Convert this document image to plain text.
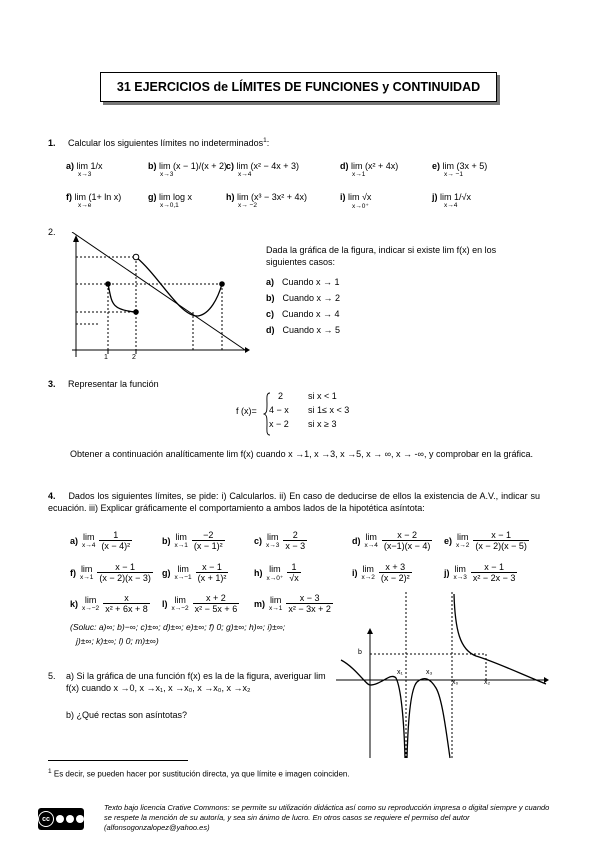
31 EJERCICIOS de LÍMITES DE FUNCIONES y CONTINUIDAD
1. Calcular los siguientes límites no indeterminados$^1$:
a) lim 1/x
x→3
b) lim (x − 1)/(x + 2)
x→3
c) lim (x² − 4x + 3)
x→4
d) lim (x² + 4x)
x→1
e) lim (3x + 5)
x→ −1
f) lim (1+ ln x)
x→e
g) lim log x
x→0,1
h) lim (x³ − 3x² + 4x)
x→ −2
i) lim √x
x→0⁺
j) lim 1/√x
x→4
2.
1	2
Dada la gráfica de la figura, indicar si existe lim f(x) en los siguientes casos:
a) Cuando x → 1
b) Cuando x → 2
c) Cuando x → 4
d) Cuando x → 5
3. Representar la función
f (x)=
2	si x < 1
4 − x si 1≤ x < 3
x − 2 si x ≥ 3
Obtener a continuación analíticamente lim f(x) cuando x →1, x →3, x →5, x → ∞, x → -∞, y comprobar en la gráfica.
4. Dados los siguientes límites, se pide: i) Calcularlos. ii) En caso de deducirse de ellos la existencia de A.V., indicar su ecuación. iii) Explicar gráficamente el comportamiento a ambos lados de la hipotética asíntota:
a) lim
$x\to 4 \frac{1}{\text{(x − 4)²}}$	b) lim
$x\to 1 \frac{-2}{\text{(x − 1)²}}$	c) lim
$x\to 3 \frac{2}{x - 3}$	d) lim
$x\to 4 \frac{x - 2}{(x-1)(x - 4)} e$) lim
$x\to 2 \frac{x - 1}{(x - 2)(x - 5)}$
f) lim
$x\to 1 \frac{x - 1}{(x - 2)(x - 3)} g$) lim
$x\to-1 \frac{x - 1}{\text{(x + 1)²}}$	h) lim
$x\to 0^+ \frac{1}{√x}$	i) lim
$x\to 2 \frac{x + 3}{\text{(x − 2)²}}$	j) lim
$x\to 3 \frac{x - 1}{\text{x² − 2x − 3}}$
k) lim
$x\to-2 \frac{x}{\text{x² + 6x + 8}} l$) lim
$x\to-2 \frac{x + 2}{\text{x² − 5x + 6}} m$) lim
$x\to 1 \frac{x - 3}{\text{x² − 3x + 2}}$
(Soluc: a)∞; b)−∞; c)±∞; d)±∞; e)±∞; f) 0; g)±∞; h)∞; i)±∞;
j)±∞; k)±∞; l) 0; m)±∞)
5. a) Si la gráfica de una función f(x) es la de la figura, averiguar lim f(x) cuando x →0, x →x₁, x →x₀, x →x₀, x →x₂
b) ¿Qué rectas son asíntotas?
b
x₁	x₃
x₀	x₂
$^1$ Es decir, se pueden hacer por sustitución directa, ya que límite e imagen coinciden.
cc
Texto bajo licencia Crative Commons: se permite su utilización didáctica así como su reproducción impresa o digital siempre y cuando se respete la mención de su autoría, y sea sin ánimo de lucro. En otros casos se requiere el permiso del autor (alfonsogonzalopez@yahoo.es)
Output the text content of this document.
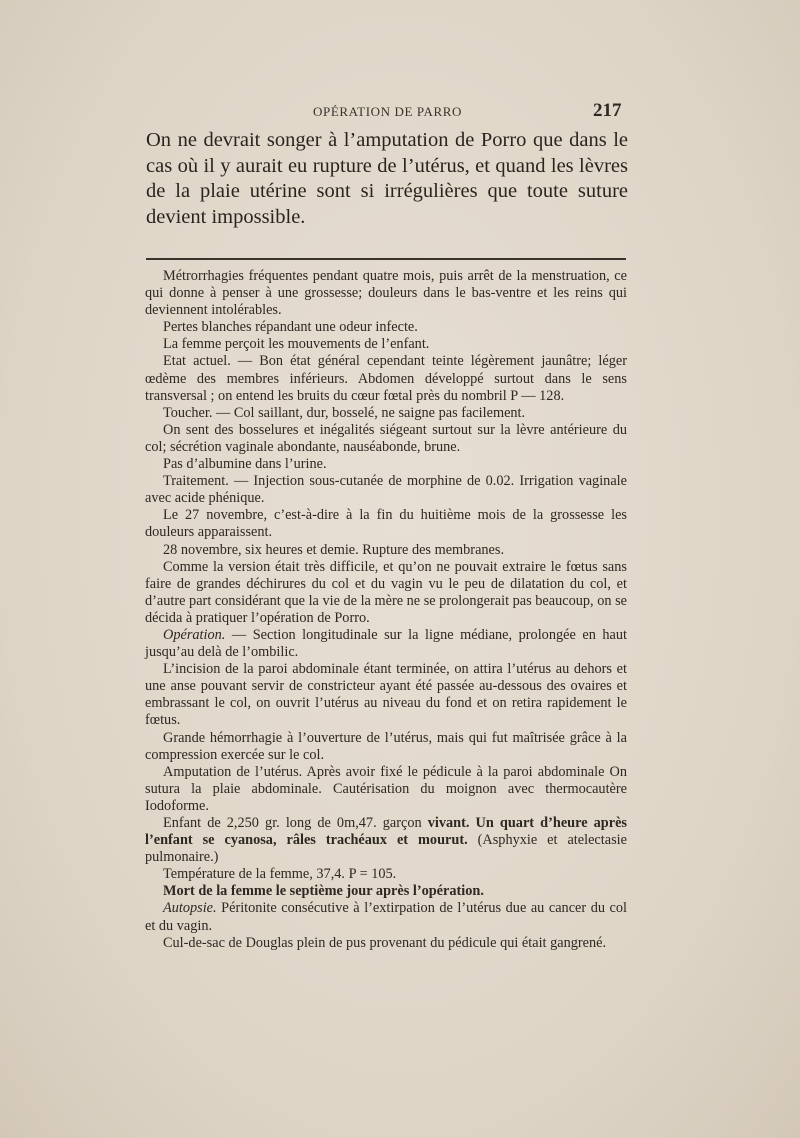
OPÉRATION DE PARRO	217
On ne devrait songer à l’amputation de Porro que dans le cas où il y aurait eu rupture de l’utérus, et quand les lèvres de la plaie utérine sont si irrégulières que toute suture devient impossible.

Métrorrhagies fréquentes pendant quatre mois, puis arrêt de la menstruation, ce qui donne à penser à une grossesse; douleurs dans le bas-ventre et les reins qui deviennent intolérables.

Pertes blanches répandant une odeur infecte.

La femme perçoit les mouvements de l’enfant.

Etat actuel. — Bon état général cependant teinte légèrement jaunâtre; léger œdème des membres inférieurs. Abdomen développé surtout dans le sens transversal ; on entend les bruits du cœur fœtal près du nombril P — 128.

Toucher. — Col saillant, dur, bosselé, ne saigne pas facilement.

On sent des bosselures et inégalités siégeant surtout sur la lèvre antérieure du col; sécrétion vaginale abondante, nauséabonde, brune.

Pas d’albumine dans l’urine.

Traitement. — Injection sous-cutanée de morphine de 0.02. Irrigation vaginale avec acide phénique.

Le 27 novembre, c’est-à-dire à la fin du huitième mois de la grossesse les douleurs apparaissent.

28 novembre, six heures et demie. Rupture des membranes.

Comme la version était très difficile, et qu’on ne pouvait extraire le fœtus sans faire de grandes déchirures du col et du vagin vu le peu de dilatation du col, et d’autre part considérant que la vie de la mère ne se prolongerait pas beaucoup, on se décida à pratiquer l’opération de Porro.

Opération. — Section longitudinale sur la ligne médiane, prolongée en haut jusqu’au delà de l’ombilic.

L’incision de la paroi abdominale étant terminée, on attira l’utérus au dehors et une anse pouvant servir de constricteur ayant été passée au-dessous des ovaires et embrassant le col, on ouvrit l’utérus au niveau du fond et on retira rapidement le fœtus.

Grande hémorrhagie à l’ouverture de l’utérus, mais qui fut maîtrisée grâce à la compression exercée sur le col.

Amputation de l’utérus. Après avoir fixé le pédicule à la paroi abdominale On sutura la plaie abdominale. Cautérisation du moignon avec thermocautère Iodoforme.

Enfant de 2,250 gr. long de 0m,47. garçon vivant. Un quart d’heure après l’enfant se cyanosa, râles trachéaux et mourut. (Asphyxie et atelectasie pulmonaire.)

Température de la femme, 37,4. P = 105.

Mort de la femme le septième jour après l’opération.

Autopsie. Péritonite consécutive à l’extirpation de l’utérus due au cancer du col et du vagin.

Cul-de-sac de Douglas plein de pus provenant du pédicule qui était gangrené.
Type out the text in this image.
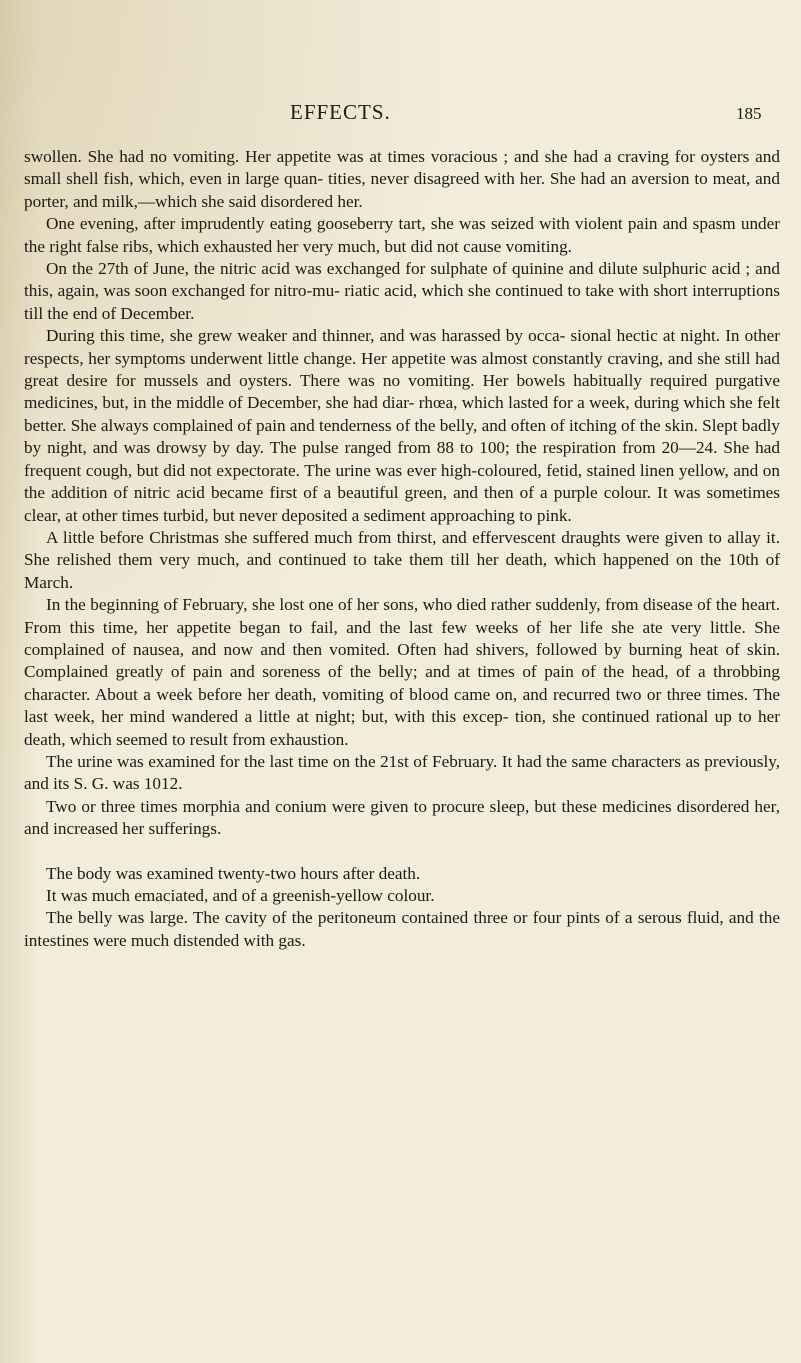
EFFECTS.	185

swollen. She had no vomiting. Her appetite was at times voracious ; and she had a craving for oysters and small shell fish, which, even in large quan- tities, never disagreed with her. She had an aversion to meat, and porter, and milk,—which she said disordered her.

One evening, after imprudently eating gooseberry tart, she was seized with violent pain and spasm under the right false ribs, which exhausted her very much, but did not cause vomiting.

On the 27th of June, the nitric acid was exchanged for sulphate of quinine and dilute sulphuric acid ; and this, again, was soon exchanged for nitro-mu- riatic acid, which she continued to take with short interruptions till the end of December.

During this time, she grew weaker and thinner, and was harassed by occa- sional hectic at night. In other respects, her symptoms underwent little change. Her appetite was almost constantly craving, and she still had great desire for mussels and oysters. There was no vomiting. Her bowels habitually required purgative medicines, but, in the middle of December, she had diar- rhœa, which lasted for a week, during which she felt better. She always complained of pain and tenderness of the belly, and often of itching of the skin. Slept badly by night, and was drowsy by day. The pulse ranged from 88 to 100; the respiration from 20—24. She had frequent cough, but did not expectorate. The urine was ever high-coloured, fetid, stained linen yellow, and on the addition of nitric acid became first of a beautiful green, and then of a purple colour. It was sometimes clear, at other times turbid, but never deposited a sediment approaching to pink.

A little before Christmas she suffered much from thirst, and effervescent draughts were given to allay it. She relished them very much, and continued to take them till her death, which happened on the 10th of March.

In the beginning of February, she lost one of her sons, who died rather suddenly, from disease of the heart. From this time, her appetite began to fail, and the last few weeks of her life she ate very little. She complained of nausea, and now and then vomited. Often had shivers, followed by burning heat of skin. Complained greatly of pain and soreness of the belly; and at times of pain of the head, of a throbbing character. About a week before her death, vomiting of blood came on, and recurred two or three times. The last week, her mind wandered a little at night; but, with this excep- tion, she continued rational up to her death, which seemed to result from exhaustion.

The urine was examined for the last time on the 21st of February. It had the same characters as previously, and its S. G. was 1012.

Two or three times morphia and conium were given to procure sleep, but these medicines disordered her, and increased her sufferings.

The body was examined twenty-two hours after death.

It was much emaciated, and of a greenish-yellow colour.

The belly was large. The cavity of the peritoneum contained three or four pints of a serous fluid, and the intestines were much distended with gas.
- - - - - - -
In the records above, find each line with the word "given" and copy it.

▶ _FINISHED EXERCISE_:
A little before Christmas she suffered much from thirst, and effervescent draughts were given to allay it. She relished them very much, and continued to take them till her death, which happened on the 10th of March.
Two or three times morphia and conium were given to procure sleep, but these medicines disordered her, and increased her sufferings.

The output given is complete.